Look through the records below and collect all lines that hold the string "JSON".

>> BEGIN MATERIAL PROVIDED

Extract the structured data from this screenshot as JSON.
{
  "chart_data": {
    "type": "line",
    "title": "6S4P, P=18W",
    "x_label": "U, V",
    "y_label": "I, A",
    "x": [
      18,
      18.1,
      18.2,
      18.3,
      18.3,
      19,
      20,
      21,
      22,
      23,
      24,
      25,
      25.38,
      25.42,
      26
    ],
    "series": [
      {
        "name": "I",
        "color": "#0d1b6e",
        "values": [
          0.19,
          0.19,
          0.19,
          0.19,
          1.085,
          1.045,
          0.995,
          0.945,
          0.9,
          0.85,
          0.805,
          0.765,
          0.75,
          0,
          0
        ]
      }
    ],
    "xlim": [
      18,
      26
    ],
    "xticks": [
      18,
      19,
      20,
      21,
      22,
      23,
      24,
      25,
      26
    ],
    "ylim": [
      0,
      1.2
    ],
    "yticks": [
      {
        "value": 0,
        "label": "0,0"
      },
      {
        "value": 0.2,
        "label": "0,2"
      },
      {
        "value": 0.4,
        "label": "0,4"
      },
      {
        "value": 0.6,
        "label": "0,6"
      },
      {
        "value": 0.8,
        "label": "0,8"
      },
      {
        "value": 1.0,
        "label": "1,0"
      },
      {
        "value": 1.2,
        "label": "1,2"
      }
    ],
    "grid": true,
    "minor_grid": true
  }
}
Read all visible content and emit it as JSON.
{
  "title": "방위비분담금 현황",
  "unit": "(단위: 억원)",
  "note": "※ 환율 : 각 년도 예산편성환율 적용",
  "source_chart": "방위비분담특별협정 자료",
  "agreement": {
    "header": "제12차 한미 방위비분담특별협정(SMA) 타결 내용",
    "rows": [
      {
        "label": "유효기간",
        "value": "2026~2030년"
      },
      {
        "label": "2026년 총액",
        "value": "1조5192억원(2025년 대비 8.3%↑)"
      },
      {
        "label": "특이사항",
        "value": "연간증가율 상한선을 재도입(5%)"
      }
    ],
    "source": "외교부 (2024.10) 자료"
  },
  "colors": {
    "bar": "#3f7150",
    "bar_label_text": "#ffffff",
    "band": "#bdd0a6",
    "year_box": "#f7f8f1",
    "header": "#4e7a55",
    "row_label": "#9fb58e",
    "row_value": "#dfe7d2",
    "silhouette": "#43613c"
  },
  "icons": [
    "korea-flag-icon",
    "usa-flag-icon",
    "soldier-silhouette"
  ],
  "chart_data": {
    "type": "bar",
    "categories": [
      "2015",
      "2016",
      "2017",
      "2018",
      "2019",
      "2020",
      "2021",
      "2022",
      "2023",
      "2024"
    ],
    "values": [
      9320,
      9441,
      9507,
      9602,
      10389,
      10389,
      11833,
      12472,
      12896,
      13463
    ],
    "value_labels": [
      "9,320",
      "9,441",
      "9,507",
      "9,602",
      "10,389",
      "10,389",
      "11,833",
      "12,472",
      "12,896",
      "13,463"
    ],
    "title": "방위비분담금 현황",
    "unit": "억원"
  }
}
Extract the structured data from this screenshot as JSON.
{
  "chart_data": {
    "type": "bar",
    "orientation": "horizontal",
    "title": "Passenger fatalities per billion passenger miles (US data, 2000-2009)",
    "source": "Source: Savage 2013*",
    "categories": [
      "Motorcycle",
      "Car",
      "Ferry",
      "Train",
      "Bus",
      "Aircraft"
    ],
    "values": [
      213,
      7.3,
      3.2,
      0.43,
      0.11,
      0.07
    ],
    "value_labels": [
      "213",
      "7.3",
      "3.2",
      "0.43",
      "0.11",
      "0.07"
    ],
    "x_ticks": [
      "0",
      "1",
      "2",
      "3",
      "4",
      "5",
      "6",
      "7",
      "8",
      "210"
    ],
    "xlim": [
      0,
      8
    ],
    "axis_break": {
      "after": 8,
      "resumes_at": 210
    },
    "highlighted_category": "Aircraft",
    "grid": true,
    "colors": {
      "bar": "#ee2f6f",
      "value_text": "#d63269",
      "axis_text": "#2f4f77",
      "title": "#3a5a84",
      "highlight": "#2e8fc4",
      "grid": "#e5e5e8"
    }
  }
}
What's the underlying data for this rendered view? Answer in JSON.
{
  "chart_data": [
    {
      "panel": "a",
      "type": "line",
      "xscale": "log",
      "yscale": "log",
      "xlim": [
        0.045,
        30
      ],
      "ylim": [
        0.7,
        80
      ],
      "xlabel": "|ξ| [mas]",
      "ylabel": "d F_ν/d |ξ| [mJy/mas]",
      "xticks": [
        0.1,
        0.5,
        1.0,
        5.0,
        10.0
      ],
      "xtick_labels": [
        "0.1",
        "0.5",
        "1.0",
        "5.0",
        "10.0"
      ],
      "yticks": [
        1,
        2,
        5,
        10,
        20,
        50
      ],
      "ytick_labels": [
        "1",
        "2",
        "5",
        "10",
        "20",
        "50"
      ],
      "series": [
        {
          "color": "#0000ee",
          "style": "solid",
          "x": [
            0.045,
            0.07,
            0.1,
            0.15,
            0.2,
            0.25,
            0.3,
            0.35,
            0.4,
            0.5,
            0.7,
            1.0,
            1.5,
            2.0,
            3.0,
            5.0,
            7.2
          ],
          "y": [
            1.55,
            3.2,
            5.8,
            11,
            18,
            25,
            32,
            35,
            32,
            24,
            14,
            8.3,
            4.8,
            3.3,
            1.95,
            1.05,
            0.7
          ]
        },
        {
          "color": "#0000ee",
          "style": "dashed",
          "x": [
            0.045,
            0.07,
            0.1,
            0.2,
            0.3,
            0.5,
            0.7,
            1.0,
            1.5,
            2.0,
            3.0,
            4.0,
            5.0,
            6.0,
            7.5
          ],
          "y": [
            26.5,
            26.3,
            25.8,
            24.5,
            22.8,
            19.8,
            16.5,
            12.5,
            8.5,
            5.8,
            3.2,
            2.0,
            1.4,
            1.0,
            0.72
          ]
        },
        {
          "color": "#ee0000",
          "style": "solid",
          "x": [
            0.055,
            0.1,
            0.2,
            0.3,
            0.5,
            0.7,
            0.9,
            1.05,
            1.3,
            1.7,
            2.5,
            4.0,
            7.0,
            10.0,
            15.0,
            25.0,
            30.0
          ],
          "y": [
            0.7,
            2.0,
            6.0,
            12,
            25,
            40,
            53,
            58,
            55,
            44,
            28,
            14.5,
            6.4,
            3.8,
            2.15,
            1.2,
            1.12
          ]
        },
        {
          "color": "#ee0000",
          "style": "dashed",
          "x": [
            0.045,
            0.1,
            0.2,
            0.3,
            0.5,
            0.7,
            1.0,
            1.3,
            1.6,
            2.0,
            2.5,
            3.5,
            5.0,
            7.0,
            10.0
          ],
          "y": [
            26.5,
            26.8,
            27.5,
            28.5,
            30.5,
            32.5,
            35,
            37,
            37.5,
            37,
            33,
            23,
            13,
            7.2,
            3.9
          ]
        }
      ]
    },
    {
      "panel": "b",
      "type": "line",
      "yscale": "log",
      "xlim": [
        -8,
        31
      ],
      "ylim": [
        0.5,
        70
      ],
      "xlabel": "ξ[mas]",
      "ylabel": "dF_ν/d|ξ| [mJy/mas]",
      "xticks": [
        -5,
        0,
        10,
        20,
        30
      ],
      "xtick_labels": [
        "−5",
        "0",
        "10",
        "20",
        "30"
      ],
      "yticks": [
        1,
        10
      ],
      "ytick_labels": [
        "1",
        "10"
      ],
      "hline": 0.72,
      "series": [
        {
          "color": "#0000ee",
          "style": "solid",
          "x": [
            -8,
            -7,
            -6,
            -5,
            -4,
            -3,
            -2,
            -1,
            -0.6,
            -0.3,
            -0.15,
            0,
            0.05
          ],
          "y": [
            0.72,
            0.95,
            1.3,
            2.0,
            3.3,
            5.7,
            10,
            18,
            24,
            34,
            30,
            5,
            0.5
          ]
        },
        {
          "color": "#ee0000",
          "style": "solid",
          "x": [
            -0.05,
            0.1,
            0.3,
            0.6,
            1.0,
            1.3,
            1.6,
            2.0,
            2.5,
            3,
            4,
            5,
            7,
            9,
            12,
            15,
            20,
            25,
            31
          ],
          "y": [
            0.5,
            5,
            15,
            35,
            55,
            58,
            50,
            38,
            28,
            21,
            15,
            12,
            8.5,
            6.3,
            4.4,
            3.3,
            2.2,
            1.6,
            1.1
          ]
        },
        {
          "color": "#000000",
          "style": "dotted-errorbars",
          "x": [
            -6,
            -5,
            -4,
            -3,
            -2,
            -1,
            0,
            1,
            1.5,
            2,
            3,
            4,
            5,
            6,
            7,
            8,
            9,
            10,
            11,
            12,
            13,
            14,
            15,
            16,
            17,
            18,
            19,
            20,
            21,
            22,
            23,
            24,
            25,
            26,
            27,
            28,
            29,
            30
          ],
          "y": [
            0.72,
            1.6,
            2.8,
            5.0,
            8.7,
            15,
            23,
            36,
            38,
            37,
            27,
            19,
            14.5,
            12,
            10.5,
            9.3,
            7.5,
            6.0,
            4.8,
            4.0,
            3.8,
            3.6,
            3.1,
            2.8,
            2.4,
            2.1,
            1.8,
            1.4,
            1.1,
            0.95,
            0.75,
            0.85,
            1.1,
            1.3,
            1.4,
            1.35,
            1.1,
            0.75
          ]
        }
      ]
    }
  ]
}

>> END MATERIAL PROVIDED

• [EXPECTED ANSWER]:
Extract the structured data from this screenshot as JSON.
Read all visible content and emit it as JSON.
Extract the structured data from this screenshot as JSON.
What's the underlying data for this rendered view? Answer in JSON.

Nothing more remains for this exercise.